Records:

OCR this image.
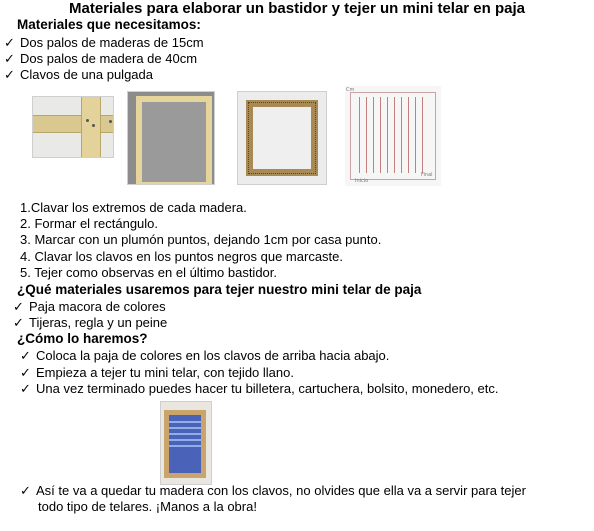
Materiales para elaborar un bastidor y tejer un mini telar en paja
Materiales que necesitamos:
✓ Dos palos de maderas de 15cm
✓ Dos palos de madera de 40cm
✓ Clavos de una pulgada
Cm
Inicio
Final
1.Clavar los extremos de cada madera.
2. Formar el rectángulo.
3. Marcar con un plumón puntos, dejando 1cm por casa punto.
4. Clavar los clavos en los puntos negros que marcaste.
5. Tejer como observas en el último bastidor.
¿Qué materiales usaremos para tejer nuestro mini telar de paja
✓ Paja macora de colores
✓ Tijeras, regla y un peine
¿Cómo lo haremos?
✓ Coloca la paja de colores en los clavos de arriba hacia abajo.
✓ Empieza a tejer tu mini telar, con tejido llano.
✓ Una vez terminado puedes hacer tu billetera, cartuchera, bolsito, monedero, etc.
✓ Así te va a quedar tu madera con los clavos, no olvides que ella va a servir para tejer
todo tipo de telares. ¡Manos a la obra!
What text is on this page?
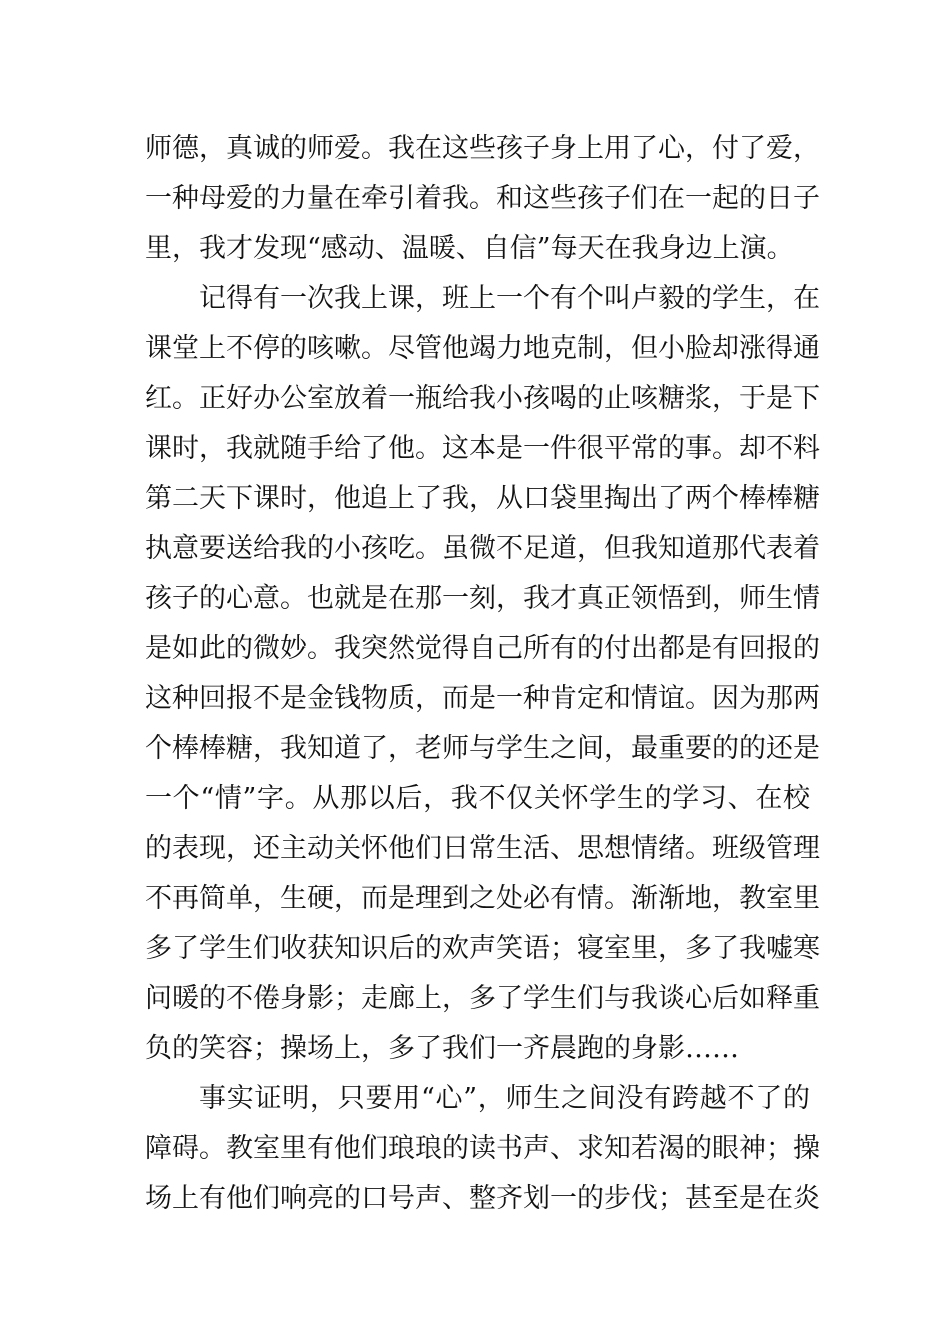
师德，真诚的师爱。我在这些孩子身上用了心，付了爱，
一种母爱的力量在牵引着我。和这些孩子们在一起的日子
里，我才发现“感动、温暖、自信”每天在我身边上演。
记得有一次我上课，班上一个有个叫卢毅的学生，在
课堂上不停的咳嗽。尽管他竭力地克制，但小脸却涨得通
红。正好办公室放着一瓶给我小孩喝的止咳糖浆，于是下
课时，我就随手给了他。这本是一件很平常的事。却不料
第二天下课时，他追上了我，从口袋里掏出了两个棒棒糖
执意要送给我的小孩吃。虽微不足道，但我知道那代表着
孩子的心意。也就是在那一刻，我才真正领悟到，师生情
是如此的微妙。我突然觉得自己所有的付出都是有回报的
这种回报不是金钱物质，而是一种肯定和情谊。因为那两
个棒棒糖，我知道了，老师与学生之间，最重要的的还是
一个“情”字。从那以后，我不仅关怀学生的学习、在校
的表现，还主动关怀他们日常生活、思想情绪。班级管理
不再简单，生硬，而是理到之处必有情。渐渐地，教室里
多了学生们收获知识后的欢声笑语；寝室里，多了我嘘寒
问暖的不倦身影；走廊上，多了学生们与我谈心后如释重
负的笑容；操场上，多了我们一齐晨跑的身影……
事实证明，只要用“心”，师生之间没有跨越不了的
障碍。教室里有他们琅琅的读书声、求知若渴的眼神；操
场上有他们响亮的口号声、整齐划一的步伐；甚至是在炎
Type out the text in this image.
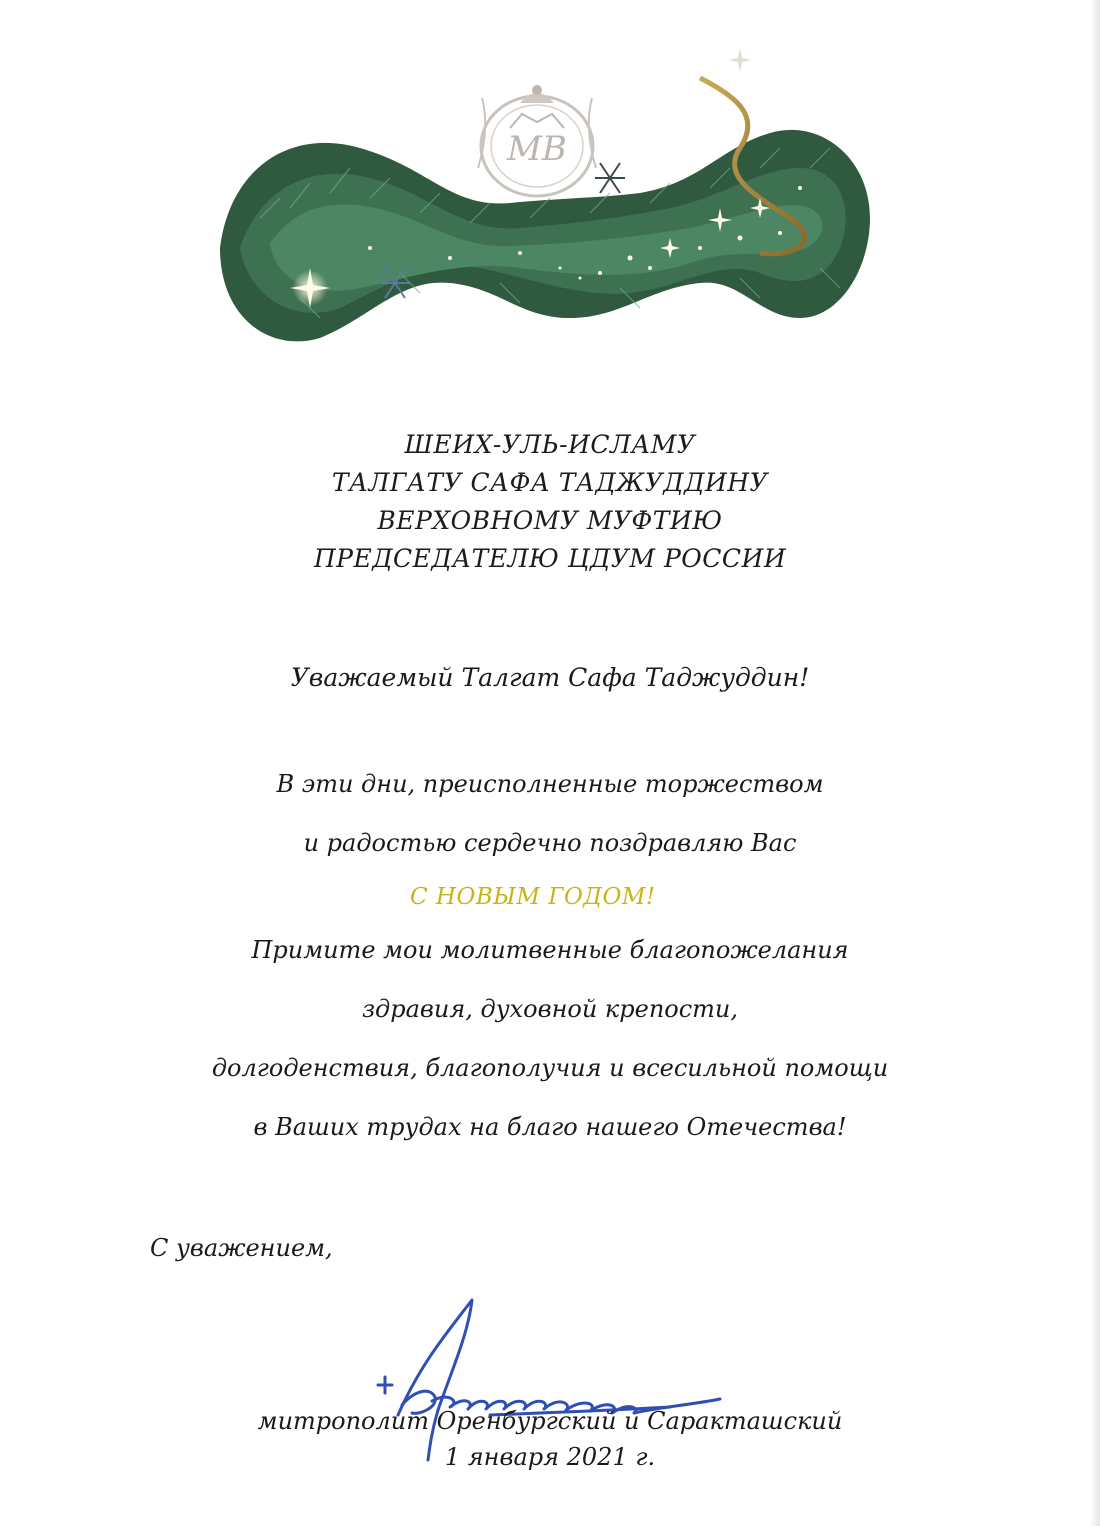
MB
ШЕИХ-УЛЬ-ИСЛАМУ
ТАЛГАТУ САФА ТАДЖУДДИНУ
ВЕРХОВНОМУ МУФТИЮ
ПРЕДСЕДАТЕЛЮ ЦДУМ РОССИИ
Уважаемый Талгат Сафа Таджуддин!
В эти дни, преисполненные торжеством
и радостью сердечно поздравляю Вас
С НОВЫМ ГОДОМ!
Примите мои молитвенные благопожелания
здравия, духовной крепости,
долгоденствия, благополучия и всесильной помощи
в Ваших трудах на благо нашего Отечества!
С уважением,
митрополит Оренбургский и Саракташский
1 января 2021 г.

## SHORT TASK:
Print each of the records above exactly as written, leaving no picture in the copy.

## FINISHED EXERCISE:
OCR this image.
Materiales para elaborar un bastidor y tejer un mini telar en paja
Materiales que necesitamos:
✓ Dos palos de maderas de 15cm
✓ Dos palos de madera de 40cm
✓ Clavos de una pulgada
Cm
Inicio
Final
1.Clavar los extremos de cada madera.
2. Formar el rectángulo.
3. Marcar con un plumón puntos, dejando 1cm por casa punto.
4. Clavar los clavos en los puntos negros que marcaste.
5. Tejer como observas en el último bastidor.
¿Qué materiales usaremos para tejer nuestro mini telar de paja
✓ Paja macora de colores
✓ Tijeras, regla y un peine
¿Cómo lo haremos?
✓ Coloca la paja de colores en los clavos de arriba hacia abajo.
✓ Empieza a tejer tu mini telar, con tejido llano.
✓ Una vez terminado puedes hacer tu billetera, cartuchera, bolsito, monedero, etc.
✓ Así te va a quedar tu madera con los clavos, no olvides que ella va a servir para tejer
todo tipo de telares. ¡Manos a la obra!
What text is on this page?
师德，真诚的师爱。我在这些孩子身上用了心，付了爱，
一种母爱的力量在牵引着我。和这些孩子们在一起的日子
里，我才发现“感动、温暖、自信”每天在我身边上演。
记得有一次我上课，班上一个有个叫卢毅的学生，在
课堂上不停的咳嗽。尽管他竭力地克制，但小脸却涨得通
红。正好办公室放着一瓶给我小孩喝的止咳糖浆，于是下
课时，我就随手给了他。这本是一件很平常的事。却不料
第二天下课时，他追上了我，从口袋里掏出了两个棒棒糖
执意要送给我的小孩吃。虽微不足道，但我知道那代表着
孩子的心意。也就是在那一刻，我才真正领悟到，师生情
是如此的微妙。我突然觉得自己所有的付出都是有回报的
这种回报不是金钱物质，而是一种肯定和情谊。因为那两
个棒棒糖，我知道了，老师与学生之间，最重要的的还是
一个“情”字。从那以后，我不仅关怀学生的学习、在校
的表现，还主动关怀他们日常生活、思想情绪。班级管理
不再简单，生硬，而是理到之处必有情。渐渐地，教室里
多了学生们收获知识后的欢声笑语；寝室里，多了我嘘寒
问暖的不倦身影；走廊上，多了学生们与我谈心后如释重
负的笑容；操场上，多了我们一齐晨跑的身影……
事实证明，只要用“心”，师生之间没有跨越不了的
障碍。教室里有他们琅琅的读书声、求知若渴的眼神；操
场上有他们响亮的口号声、整齐划一的步伐；甚至是在炎
Type out the text in this image.
MB
ШЕИХ-УЛЬ-ИСЛАМУ
ТАЛГАТУ САФА ТАДЖУДДИНУ
ВЕРХОВНОМУ МУФТИЮ
ПРЕДСЕДАТЕЛЮ ЦДУМ РОССИИ
Уважаемый Талгат Сафа Таджуддин!
В эти дни, преисполненные торжеством
и радостью сердечно поздравляю Вас
С НОВЫМ ГОДОМ!
Примите мои молитвенные благопожелания
здравия, духовной крепости,
долгоденствия, благополучия и всесильной помощи
в Ваших трудах на благо нашего Отечества!
С уважением,
митрополит Оренбургский и Саракташский
1 января 2021 г.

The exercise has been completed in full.